[Excerpts from a figure dataset]

'''

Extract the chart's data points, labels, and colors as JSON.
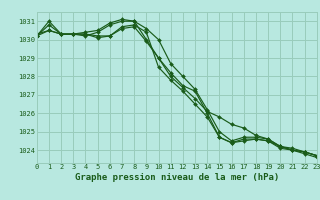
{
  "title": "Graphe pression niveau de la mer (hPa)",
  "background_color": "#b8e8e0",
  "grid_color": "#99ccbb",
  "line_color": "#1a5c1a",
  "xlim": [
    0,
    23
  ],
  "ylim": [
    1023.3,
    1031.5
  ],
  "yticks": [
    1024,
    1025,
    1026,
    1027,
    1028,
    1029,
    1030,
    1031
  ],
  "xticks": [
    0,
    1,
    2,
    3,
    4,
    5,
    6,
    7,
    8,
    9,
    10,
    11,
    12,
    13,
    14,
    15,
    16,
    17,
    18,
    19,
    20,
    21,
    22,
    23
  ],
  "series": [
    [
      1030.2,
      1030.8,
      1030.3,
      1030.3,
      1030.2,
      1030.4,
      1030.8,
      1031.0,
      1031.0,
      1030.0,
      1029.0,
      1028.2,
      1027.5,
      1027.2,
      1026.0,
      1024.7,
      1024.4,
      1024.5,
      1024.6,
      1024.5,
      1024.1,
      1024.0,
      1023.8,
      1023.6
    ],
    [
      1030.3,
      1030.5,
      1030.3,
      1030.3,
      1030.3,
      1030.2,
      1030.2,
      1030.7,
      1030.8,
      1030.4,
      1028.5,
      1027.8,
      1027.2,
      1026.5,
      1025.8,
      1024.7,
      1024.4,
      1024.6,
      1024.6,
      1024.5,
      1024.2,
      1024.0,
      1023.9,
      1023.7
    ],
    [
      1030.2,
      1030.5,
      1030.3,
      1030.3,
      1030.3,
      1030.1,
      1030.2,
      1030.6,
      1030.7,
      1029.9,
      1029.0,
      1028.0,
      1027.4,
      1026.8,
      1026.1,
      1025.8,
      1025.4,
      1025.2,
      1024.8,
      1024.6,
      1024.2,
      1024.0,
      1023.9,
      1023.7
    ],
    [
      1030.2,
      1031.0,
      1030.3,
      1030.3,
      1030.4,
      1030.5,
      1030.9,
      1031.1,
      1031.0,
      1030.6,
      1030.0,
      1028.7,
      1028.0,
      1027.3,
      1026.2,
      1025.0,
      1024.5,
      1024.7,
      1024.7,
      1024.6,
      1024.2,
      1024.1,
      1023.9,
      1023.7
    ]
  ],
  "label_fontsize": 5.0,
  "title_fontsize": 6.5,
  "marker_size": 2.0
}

'''

▸ **SHORT EXERCISE**: Each entry shown above must be quoted exactly, with its pictures left out.

▸ **WRITTEN REPLY**:
Extract the chart's data points, labels, and colors as JSON.
{
  "title": "Graphe pression niveau de la mer (hPa)",
  "background_color": "#b8e8e0",
  "grid_color": "#99ccbb",
  "line_color": "#1a5c1a",
  "xlim": [
    0,
    23
  ],
  "ylim": [
    1023.3,
    1031.5
  ],
  "yticks": [
    1024,
    1025,
    1026,
    1027,
    1028,
    1029,
    1030,
    1031
  ],
  "xticks": [
    0,
    1,
    2,
    3,
    4,
    5,
    6,
    7,
    8,
    9,
    10,
    11,
    12,
    13,
    14,
    15,
    16,
    17,
    18,
    19,
    20,
    21,
    22,
    23
  ],
  "series": [
    [
      1030.2,
      1030.8,
      1030.3,
      1030.3,
      1030.2,
      1030.4,
      1030.8,
      1031.0,
      1031.0,
      1030.0,
      1029.0,
      1028.2,
      1027.5,
      1027.2,
      1026.0,
      1024.7,
      1024.4,
      1024.5,
      1024.6,
      1024.5,
      1024.1,
      1024.0,
      1023.8,
      1023.6
    ],
    [
      1030.3,
      1030.5,
      1030.3,
      1030.3,
      1030.3,
      1030.2,
      1030.2,
      1030.7,
      1030.8,
      1030.4,
      1028.5,
      1027.8,
      1027.2,
      1026.5,
      1025.8,
      1024.7,
      1024.4,
      1024.6,
      1024.6,
      1024.5,
      1024.2,
      1024.0,
      1023.9,
      1023.7
    ],
    [
      1030.2,
      1030.5,
      1030.3,
      1030.3,
      1030.3,
      1030.1,
      1030.2,
      1030.6,
      1030.7,
      1029.9,
      1029.0,
      1028.0,
      1027.4,
      1026.8,
      1026.1,
      1025.8,
      1025.4,
      1025.2,
      1024.8,
      1024.6,
      1024.2,
      1024.0,
      1023.9,
      1023.7
    ],
    [
      1030.2,
      1031.0,
      1030.3,
      1030.3,
      1030.4,
      1030.5,
      1030.9,
      1031.1,
      1031.0,
      1030.6,
      1030.0,
      1028.7,
      1028.0,
      1027.3,
      1026.2,
      1025.0,
      1024.5,
      1024.7,
      1024.7,
      1024.6,
      1024.2,
      1024.1,
      1023.9,
      1023.7
    ]
  ],
  "label_fontsize": 5.0,
  "title_fontsize": 6.5,
  "marker_size": 2.0
}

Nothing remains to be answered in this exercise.